> [Exercise goal]:
Gather, from the listing beneath this task, every line holding the string "опрос".

A block of data
────────────────────────────────────────

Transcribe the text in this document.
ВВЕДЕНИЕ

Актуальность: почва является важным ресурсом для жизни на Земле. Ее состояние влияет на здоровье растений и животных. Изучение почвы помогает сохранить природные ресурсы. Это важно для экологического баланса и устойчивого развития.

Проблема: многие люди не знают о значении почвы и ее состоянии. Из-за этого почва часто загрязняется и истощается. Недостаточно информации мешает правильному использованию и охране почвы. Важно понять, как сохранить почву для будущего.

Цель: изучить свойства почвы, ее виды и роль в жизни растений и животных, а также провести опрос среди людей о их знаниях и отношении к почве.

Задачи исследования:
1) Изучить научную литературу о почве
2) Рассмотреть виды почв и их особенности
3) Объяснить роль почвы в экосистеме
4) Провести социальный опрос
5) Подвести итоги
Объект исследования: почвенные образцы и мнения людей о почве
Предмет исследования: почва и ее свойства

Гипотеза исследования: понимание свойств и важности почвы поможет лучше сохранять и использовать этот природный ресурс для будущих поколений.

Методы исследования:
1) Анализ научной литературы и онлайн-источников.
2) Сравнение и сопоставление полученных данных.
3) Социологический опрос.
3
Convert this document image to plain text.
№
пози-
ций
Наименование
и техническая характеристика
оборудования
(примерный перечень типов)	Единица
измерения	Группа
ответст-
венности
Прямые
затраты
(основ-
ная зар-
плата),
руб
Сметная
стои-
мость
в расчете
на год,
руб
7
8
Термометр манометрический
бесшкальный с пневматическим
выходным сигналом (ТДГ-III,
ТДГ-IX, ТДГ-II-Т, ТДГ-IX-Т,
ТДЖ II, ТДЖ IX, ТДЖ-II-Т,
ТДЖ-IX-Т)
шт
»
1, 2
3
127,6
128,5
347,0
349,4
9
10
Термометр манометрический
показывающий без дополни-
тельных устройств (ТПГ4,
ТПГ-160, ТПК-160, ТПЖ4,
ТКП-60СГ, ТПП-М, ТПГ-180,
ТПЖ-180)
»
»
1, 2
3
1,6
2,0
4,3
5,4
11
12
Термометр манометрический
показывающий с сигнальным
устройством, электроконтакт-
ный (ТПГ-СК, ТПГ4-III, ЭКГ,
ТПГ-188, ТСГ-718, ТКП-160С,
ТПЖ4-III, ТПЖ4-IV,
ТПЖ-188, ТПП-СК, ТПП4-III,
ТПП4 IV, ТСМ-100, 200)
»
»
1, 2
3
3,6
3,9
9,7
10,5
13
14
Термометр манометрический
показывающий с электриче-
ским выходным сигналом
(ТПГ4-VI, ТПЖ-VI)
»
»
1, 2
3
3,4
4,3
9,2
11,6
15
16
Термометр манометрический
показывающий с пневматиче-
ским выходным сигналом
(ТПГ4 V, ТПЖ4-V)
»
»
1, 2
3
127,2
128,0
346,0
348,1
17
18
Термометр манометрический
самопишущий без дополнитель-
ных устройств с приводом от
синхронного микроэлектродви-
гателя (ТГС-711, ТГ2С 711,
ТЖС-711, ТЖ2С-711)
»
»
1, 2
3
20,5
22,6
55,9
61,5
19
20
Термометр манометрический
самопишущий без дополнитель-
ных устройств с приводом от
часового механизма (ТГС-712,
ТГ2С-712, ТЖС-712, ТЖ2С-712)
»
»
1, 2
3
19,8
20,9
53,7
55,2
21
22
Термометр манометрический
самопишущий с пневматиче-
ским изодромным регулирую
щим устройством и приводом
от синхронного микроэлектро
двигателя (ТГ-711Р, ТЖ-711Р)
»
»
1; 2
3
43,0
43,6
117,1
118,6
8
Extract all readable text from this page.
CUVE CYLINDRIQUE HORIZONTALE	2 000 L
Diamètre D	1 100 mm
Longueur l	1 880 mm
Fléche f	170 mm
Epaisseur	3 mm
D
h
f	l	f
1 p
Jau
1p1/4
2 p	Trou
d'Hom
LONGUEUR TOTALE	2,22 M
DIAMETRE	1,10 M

────────────────────────────────────────

> [Solution to this problem]:
Цель: изучить свойства почвы, ее виды и роль в жизни растений и животных, а также провести опрос среди людей о их знаниях и отношении к почве.
4) Провести социальный опрос
3) Социологический опрос.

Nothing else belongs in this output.